Collected data entries
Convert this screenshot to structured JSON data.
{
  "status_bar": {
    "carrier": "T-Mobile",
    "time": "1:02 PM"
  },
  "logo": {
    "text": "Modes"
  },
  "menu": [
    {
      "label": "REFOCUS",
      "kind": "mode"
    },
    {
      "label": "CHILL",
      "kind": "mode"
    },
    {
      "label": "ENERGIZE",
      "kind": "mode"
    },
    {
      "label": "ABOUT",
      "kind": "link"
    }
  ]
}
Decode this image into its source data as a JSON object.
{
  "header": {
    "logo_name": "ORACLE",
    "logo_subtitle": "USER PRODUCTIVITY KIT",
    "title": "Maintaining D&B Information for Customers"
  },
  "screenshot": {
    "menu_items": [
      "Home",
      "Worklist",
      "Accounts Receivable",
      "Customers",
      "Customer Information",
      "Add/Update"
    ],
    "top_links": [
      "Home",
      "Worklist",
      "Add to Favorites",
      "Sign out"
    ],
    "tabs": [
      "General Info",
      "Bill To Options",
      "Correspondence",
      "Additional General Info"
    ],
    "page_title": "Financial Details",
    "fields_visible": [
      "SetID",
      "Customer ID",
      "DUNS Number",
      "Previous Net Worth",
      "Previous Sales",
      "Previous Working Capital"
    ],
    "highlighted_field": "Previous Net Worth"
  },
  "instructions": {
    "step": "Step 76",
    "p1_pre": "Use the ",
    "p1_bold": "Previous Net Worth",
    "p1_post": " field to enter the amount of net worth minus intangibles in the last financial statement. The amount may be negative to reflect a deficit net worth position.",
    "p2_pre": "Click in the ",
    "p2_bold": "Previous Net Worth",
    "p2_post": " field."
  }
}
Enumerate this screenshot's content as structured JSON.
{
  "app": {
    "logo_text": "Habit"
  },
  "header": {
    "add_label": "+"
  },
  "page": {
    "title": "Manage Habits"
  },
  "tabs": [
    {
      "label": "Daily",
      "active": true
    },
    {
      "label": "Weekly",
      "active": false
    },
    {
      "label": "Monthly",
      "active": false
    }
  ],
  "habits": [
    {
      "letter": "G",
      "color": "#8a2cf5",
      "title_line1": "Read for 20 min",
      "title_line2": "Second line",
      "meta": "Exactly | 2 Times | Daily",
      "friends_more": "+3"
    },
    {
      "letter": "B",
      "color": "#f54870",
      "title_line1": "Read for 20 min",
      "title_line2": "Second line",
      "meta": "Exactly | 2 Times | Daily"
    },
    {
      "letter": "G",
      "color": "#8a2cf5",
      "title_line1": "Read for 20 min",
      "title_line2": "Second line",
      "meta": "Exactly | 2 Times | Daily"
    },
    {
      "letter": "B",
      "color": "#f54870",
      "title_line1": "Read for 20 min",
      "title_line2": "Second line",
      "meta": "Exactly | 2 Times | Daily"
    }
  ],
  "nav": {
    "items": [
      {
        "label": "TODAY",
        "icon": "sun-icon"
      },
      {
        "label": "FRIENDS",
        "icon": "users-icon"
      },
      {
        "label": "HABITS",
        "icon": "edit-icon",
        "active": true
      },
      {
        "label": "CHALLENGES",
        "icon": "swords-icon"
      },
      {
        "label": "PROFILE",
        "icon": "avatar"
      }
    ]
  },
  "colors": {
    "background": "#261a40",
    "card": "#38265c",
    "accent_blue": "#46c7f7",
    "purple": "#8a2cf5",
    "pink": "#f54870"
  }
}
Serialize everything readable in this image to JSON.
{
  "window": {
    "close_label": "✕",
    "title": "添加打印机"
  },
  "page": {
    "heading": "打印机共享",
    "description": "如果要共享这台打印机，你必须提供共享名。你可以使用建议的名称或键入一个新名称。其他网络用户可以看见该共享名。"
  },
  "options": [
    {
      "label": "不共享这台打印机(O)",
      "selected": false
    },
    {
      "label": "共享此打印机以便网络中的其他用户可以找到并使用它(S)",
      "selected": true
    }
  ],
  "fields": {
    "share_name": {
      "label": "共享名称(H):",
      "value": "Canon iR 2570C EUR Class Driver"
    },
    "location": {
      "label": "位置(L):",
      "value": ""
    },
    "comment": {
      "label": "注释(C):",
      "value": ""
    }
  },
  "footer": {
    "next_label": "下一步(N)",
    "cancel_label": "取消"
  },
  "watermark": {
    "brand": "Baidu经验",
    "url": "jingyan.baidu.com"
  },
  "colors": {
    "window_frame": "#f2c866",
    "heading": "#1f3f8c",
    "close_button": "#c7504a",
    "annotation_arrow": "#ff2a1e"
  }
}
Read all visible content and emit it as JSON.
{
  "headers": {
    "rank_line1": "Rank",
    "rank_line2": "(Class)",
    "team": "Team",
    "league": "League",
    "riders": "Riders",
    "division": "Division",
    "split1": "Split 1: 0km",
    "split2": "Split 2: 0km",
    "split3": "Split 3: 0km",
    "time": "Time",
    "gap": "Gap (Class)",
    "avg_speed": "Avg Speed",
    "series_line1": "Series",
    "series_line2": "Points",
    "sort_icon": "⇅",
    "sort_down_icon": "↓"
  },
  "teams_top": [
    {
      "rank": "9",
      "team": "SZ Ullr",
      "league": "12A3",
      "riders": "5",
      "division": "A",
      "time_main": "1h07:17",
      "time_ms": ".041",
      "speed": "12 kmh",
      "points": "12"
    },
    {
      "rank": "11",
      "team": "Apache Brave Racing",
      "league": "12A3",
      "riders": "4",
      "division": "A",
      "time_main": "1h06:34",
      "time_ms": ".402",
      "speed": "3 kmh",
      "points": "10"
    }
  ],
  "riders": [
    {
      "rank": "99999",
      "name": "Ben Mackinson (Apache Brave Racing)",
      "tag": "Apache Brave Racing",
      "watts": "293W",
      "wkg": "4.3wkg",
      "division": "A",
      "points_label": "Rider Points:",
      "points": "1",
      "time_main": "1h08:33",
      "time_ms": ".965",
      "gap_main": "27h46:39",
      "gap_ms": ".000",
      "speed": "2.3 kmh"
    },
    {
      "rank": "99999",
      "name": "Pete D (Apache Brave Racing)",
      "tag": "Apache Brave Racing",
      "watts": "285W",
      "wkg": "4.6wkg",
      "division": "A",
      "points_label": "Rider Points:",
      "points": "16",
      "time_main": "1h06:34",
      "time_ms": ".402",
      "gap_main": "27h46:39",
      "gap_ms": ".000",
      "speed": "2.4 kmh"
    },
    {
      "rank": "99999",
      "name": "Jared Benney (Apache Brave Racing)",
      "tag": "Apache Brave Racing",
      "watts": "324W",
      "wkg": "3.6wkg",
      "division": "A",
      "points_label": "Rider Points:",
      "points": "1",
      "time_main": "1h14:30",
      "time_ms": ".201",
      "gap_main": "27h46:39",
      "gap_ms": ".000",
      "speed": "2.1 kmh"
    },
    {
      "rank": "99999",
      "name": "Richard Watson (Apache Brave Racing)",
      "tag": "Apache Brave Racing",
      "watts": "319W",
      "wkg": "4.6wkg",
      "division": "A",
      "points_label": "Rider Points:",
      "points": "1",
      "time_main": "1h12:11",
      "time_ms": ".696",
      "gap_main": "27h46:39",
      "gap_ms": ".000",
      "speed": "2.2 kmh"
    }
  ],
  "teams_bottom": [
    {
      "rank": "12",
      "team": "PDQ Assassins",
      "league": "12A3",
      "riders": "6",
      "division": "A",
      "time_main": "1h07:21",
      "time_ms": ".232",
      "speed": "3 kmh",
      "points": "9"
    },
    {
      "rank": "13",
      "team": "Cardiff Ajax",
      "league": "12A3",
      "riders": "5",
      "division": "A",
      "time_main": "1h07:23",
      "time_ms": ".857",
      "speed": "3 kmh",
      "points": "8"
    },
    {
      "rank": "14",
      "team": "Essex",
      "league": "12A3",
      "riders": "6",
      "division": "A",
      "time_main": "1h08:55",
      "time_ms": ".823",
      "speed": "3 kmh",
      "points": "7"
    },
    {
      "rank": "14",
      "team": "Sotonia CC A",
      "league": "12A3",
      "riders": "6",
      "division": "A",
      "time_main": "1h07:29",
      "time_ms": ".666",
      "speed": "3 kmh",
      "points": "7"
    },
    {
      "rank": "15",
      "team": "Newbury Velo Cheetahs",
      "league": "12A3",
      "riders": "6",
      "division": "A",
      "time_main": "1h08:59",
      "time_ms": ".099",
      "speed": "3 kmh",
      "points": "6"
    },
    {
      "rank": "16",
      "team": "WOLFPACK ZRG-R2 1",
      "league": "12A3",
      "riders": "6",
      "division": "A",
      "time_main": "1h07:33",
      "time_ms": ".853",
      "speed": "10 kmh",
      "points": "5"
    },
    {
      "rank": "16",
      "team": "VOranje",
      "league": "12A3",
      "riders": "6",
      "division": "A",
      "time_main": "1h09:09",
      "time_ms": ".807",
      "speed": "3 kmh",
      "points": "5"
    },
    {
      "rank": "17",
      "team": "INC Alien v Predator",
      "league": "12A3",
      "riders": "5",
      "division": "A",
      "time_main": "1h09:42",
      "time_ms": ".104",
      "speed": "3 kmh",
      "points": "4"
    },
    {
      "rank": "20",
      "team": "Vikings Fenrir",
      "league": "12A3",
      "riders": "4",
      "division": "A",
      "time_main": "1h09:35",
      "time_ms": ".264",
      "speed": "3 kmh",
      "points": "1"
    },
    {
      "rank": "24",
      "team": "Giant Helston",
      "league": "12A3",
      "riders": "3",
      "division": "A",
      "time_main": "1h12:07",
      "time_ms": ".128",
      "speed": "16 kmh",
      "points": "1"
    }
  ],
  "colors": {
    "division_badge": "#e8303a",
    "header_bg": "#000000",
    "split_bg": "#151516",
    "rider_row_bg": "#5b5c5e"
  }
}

**Task objective**
Show every line where the string "Class" appears.

**Worked answer**
      "value": "Canon iR 2570C EUR Class Driver"
    "rank_line2": "(Class)",
    "gap": "Gap (Class)",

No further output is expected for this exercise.